> **TASK INSTRUCTIONS**
Gather all lines with "stoffer" from the records.

- - - -

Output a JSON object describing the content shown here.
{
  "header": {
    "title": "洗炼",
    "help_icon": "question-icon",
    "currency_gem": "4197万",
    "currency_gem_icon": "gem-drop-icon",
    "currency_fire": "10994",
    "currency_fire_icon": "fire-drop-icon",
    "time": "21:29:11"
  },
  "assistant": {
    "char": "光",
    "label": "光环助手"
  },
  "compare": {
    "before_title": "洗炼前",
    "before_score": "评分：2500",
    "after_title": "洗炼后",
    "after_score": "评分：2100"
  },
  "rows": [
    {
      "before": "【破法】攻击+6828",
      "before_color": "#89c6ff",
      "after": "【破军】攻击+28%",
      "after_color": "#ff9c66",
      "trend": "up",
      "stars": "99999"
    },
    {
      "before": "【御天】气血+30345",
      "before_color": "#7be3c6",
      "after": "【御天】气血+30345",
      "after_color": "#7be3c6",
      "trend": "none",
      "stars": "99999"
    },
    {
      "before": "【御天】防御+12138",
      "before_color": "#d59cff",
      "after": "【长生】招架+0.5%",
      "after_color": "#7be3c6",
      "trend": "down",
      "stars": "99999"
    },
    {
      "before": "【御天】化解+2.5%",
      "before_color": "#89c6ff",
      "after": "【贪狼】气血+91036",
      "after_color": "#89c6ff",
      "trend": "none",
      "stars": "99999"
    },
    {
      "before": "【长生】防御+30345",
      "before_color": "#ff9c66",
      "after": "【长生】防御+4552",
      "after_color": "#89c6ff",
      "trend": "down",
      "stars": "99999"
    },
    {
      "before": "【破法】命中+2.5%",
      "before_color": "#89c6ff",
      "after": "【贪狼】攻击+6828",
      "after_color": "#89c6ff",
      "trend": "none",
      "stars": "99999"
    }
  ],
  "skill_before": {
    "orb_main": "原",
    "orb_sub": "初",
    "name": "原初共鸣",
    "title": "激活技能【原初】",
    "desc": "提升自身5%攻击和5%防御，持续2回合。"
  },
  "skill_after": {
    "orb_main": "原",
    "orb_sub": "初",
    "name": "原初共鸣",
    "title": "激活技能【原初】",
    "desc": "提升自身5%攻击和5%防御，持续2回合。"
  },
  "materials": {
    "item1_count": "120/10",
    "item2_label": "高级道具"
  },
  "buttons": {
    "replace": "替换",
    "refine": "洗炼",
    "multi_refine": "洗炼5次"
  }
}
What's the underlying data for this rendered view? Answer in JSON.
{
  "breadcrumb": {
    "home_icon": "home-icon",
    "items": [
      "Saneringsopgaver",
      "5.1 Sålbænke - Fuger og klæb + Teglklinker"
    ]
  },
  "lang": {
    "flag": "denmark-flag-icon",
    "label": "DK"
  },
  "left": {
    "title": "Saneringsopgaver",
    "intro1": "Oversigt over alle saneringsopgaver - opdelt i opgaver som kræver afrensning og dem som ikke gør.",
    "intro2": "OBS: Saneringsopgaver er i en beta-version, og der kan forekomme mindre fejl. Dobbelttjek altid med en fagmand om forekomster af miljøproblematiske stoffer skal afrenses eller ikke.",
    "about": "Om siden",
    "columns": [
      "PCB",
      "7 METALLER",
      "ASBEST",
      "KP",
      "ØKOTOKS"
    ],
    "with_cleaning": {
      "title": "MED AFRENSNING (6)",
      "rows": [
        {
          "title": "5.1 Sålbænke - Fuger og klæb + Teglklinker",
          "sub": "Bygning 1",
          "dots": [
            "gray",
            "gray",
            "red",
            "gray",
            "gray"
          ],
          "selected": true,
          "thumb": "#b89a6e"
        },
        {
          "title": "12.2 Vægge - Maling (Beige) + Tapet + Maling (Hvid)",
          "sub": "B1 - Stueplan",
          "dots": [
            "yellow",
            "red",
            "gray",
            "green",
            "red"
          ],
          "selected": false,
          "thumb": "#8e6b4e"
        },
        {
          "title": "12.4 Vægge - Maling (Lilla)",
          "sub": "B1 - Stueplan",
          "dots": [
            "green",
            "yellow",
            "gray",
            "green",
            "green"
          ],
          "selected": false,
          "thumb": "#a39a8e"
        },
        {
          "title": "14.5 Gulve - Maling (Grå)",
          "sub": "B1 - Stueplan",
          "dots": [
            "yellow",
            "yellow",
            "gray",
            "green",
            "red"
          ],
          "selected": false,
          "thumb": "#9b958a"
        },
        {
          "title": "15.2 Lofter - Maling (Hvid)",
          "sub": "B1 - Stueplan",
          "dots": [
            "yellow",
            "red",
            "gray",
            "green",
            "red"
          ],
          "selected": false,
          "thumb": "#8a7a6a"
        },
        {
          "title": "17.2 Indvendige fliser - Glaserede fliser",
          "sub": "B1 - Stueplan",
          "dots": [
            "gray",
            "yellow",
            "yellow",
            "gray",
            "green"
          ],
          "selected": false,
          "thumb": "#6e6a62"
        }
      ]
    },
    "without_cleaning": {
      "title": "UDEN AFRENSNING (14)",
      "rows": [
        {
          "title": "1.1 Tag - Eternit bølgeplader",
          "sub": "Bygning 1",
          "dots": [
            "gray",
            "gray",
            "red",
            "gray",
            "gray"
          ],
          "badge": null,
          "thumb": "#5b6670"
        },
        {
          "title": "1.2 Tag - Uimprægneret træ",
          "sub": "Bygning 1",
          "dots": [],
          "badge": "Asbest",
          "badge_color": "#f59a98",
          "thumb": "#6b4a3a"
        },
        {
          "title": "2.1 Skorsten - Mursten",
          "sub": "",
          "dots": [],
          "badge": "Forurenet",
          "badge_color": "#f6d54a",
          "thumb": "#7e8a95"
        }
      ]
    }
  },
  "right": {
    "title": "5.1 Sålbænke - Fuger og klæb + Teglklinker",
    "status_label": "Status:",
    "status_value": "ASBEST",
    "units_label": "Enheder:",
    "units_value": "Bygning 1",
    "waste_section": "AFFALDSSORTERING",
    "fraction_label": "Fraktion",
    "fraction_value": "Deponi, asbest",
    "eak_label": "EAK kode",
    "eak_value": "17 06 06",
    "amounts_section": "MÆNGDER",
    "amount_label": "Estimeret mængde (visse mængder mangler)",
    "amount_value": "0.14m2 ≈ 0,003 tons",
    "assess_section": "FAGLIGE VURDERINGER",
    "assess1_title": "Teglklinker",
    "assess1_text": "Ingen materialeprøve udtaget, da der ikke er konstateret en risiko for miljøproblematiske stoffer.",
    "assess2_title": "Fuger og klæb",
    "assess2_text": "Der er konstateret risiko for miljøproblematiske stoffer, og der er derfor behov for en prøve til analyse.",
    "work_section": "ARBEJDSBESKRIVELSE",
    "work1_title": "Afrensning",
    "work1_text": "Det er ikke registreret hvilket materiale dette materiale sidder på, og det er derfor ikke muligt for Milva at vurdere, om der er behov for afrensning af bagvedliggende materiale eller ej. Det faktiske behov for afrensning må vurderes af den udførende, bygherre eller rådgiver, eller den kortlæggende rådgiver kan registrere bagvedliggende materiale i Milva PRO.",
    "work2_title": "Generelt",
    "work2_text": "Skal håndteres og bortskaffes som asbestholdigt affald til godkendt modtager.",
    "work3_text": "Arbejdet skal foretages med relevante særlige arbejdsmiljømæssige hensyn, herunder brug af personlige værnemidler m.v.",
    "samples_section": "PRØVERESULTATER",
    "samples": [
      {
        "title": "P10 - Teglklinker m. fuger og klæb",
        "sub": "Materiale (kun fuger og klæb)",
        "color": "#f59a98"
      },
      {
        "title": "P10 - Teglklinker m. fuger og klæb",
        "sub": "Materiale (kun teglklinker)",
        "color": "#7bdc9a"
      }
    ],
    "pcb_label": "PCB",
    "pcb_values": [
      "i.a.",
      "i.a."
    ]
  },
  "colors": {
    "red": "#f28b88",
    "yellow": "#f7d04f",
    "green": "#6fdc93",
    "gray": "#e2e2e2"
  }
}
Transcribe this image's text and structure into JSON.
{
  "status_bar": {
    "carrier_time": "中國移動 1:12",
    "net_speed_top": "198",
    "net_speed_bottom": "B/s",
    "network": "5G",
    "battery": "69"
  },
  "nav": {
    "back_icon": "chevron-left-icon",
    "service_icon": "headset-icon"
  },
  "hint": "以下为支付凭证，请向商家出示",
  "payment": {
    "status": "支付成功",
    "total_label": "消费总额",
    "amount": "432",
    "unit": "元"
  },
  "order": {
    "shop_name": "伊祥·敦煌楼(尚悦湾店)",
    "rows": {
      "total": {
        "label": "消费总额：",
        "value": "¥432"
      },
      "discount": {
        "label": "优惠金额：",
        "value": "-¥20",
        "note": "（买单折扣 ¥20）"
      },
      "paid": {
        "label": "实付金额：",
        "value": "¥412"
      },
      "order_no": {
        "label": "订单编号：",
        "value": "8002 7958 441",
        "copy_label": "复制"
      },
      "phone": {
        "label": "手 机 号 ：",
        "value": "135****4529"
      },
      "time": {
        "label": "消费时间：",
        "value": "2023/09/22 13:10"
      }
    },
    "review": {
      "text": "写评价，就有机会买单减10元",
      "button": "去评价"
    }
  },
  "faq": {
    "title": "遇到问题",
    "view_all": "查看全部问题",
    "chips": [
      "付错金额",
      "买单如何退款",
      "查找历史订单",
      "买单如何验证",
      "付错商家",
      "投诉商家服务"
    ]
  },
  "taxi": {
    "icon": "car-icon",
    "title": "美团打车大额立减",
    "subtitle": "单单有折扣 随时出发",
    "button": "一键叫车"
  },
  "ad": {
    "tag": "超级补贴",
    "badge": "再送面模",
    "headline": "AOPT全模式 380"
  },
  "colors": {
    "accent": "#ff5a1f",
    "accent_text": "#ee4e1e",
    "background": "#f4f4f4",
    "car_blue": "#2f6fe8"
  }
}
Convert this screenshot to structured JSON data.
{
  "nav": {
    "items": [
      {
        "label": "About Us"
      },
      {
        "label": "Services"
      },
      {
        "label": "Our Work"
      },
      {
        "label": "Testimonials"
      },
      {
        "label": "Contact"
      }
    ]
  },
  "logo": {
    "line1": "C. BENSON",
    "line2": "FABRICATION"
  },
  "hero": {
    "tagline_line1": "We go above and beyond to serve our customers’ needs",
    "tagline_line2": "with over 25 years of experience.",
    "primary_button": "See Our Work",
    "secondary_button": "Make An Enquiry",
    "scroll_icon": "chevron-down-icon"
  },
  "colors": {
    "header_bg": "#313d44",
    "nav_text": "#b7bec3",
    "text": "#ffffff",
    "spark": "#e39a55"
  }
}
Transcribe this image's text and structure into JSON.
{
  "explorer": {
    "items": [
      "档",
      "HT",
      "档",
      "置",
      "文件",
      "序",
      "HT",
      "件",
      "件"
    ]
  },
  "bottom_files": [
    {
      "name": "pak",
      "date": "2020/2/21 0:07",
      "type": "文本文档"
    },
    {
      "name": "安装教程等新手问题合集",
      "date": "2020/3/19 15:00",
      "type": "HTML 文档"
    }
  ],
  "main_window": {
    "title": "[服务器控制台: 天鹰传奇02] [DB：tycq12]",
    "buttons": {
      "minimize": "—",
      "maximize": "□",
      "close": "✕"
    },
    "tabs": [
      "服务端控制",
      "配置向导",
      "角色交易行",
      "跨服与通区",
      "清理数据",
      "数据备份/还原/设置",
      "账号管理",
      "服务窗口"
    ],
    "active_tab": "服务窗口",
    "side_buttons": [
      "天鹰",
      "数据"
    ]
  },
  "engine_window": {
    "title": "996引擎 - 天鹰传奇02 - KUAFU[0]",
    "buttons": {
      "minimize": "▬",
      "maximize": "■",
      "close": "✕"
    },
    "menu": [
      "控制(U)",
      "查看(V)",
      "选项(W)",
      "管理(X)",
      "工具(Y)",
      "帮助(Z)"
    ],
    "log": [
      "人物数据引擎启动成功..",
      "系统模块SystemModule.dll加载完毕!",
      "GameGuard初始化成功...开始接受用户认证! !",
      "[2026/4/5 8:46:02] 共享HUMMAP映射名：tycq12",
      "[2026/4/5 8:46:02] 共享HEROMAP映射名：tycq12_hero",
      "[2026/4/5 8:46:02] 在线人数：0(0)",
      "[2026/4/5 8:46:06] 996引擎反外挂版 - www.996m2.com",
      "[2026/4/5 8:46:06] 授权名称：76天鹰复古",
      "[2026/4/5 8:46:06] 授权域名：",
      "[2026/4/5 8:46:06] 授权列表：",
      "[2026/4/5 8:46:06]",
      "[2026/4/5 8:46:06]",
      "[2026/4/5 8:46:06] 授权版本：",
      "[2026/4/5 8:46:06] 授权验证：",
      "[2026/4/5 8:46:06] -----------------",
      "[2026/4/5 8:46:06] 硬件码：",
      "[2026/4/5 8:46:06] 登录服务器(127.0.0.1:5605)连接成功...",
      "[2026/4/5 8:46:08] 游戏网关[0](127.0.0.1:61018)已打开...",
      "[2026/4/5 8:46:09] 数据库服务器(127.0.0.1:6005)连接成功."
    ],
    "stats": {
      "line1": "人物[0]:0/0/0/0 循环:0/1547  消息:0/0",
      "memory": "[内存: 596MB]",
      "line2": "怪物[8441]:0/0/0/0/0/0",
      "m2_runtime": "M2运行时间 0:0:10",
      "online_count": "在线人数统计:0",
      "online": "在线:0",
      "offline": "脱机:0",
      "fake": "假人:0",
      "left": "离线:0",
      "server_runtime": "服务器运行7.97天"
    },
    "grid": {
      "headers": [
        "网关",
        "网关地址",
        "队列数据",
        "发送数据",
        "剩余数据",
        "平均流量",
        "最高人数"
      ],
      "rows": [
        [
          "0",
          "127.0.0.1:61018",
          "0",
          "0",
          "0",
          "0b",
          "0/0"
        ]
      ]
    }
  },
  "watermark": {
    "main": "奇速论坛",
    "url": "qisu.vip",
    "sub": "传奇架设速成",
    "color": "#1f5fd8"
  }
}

- - - -

> **EXERCISE RESPONSE**
    "intro2": "OBS: Saneringsopgaver er i en beta-version, og der kan forekomme mindre fejl. Dobbelttjek altid med en fagmand om forekomster af miljøproblematiske stoffer skal afrenses eller ikke.",
    "assess1_text": "Ingen materialeprøve udtaget, da der ikke er konstateret en risiko for miljøproblematiske stoffer.",
    "assess2_text": "Der er konstateret risiko for miljøproblematiske stoffer, og der er derfor behov for en prøve til analyse.",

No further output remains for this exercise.